Provided records: Begin

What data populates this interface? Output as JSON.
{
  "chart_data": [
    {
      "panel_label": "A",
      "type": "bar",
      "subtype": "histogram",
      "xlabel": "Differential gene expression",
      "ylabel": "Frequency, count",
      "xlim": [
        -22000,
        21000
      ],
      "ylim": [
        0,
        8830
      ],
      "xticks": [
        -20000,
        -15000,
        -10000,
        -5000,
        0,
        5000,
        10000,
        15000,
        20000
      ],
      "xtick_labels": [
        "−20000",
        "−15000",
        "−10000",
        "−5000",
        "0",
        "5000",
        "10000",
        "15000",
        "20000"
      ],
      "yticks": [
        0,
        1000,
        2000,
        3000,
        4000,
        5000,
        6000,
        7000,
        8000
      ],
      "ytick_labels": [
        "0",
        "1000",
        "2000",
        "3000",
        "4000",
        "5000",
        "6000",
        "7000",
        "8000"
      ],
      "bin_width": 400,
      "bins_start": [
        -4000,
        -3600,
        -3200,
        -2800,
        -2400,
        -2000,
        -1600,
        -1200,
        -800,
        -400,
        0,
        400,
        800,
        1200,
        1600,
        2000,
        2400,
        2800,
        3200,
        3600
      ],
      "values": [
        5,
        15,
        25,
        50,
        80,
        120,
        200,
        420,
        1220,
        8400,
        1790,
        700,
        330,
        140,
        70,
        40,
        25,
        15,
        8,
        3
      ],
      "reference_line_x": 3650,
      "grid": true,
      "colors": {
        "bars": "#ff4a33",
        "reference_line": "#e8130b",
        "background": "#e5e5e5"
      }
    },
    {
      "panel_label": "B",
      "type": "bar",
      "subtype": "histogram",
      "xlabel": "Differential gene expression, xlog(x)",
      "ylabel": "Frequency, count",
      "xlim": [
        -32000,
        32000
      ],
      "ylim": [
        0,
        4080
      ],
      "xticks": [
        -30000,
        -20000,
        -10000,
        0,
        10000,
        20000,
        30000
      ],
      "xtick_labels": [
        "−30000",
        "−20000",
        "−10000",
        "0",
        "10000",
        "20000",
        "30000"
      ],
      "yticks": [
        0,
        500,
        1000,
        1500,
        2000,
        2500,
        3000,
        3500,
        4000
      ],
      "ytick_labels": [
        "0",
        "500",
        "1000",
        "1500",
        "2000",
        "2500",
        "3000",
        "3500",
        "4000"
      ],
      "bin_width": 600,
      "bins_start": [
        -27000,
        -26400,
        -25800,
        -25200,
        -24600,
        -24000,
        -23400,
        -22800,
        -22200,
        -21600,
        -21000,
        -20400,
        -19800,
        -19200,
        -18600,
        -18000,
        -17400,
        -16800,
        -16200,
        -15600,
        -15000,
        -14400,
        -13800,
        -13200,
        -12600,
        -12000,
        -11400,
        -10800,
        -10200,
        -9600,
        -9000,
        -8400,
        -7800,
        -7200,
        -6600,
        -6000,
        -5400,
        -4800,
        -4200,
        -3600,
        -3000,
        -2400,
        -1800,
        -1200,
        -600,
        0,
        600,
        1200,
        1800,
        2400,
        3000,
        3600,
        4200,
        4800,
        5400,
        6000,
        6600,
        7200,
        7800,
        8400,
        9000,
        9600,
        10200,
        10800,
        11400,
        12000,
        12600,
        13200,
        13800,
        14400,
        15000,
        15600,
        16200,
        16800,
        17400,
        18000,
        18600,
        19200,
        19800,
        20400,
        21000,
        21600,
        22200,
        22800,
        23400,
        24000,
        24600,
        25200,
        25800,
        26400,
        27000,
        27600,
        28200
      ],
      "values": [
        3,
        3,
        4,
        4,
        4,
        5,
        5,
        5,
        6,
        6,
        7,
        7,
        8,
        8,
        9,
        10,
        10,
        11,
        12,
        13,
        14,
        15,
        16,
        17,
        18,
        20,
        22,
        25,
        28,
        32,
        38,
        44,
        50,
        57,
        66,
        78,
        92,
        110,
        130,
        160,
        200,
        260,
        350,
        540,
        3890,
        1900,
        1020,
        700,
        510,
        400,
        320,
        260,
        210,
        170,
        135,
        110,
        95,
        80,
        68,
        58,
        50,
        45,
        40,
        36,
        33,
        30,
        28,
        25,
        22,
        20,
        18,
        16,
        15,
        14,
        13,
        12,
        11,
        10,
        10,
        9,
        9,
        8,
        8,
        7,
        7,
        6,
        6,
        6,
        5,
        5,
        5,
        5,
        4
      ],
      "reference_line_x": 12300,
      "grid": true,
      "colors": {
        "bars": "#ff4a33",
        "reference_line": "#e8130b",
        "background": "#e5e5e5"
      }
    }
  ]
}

Provided records: End

• Assignment
Starting at the top of the records, copy every line exactly.

• Finished exercise
What data populates this interface? Output as JSON.
{
  "chart_data": [
    {
      "panel_label": "A",
      "type": "bar",
      "subtype": "histogram",
      "xlabel": "Differential gene expression",
      "ylabel": "Frequency, count",
      "xlim": [
        -22000,
        21000
      ],
      "ylim": [
        0,
        8830
      ],
      "xticks": [
        -20000,
        -15000,
        -10000,
        -5000,
        0,
        5000,
        10000,
        15000,
        20000
      ],
      "xtick_labels": [
        "−20000",
        "−15000",
        "−10000",
        "−5000",
        "0",
        "5000",
        "10000",
        "15000",
        "20000"
      ],
      "yticks": [
        0,
        1000,
        2000,
        3000,
        4000,
        5000,
        6000,
        7000,
        8000
      ],
      "ytick_labels": [
        "0",
        "1000",
        "2000",
        "3000",
        "4000",
        "5000",
        "6000",
        "7000",
        "8000"
      ],
      "bin_width": 400,
      "bins_start": [
        -4000,
        -3600,
        -3200,
        -2800,
        -2400,
        -2000,
        -1600,
        -1200,
        -800,
        -400,
        0,
        400,
        800,
        1200,
        1600,
        2000,
        2400,
        2800,
        3200,
        3600
      ],
      "values": [
        5,
        15,
        25,
        50,
        80,
        120,
        200,
        420,
        1220,
        8400,
        1790,
        700,
        330,
        140,
        70,
        40,
        25,
        15,
        8,
        3
      ],
      "reference_line_x": 3650,
      "grid": true,
      "colors": {
        "bars": "#ff4a33",
        "reference_line": "#e8130b",
        "background": "#e5e5e5"
      }
    },
    {
      "panel_label": "B",
      "type": "bar",
      "subtype": "histogram",
      "xlabel": "Differential gene expression, xlog(x)",
      "ylabel": "Frequency, count",
      "xlim": [
        -32000,
        32000
      ],
      "ylim": [
        0,
        4080
      ],
      "xticks": [
        -30000,
        -20000,
        -10000,
        0,
        10000,
        20000,
        30000
      ],
      "xtick_labels": [
        "−30000",
        "−20000",
        "−10000",
        "0",
        "10000",
        "20000",
        "30000"
      ],
      "yticks": [
        0,
        500,
        1000,
        1500,
        2000,
        2500,
        3000,
        3500,
        4000
      ],
      "ytick_labels": [
        "0",
        "500",
        "1000",
        "1500",
        "2000",
        "2500",
        "3000",
        "3500",
        "4000"
      ],
      "bin_width": 600,
      "bins_start": [
        -27000,
        -26400,
        -25800,
        -25200,
        -24600,
        -24000,
        -23400,
        -22800,
        -22200,
        -21600,
        -21000,
        -20400,
        -19800,
        -19200,
        -18600,
        -18000,
        -17400,
        -16800,
        -16200,
        -15600,
        -15000,
        -14400,
        -13800,
        -13200,
        -12600,
        -12000,
        -11400,
        -10800,
        -10200,
        -9600,
        -9000,
        -8400,
        -7800,
        -7200,
        -6600,
        -6000,
        -5400,
        -4800,
        -4200,
        -3600,
        -3000,
        -2400,
        -1800,
        -1200,
        -600,
        0,
        600,
        1200,
        1800,
        2400,
        3000,
        3600,
        4200,
        4800,
        5400,
        6000,
        6600,
        7200,
        7800,
        8400,
        9000,
        9600,
        10200,
        10800,
        11400,
        12000,
        12600,
        13200,
        13800,
        14400,
        15000,
        15600,
        16200,
        16800,
        17400,
        18000,
        18600,
        19200,
        19800,
        20400,
        21000,
        21600,
        22200,
        22800,
        23400,
        24000,
        24600,
        25200,
        25800,
        26400,
        27000,
        27600,
        28200
      ],
      "values": [
        3,
        3,
        4,
        4,
        4,
        5,
        5,
        5,
        6,
        6,
        7,
        7,
        8,
        8,
        9,
        10,
        10,
        11,
        12,
        13,
        14,
        15,
        16,
        17,
        18,
        20,
        22,
        25,
        28,
        32,
        38,
        44,
        50,
        57,
        66,
        78,
        92,
        110,
        130,
        160,
        200,
        260,
        350,
        540,
        3890,
        1900,
        1020,
        700,
        510,
        400,
        320,
        260,
        210,
        170,
        135,
        110,
        95,
        80,
        68,
        58,
        50,
        45,
        40,
        36,
        33,
        30,
        28,
        25,
        22,
        20,
        18,
        16,
        15,
        14,
        13,
        12,
        11,
        10,
        10,
        9,
        9,
        8,
        8,
        7,
        7,
        6,
        6,
        6,
        5,
        5,
        5,
        5,
        4
      ],
      "reference_line_x": 12300,
      "grid": true,
      "colors": {
        "bars": "#ff4a33",
        "reference_line": "#e8130b",
        "background": "#e5e5e5"
      }
    }
  ]
}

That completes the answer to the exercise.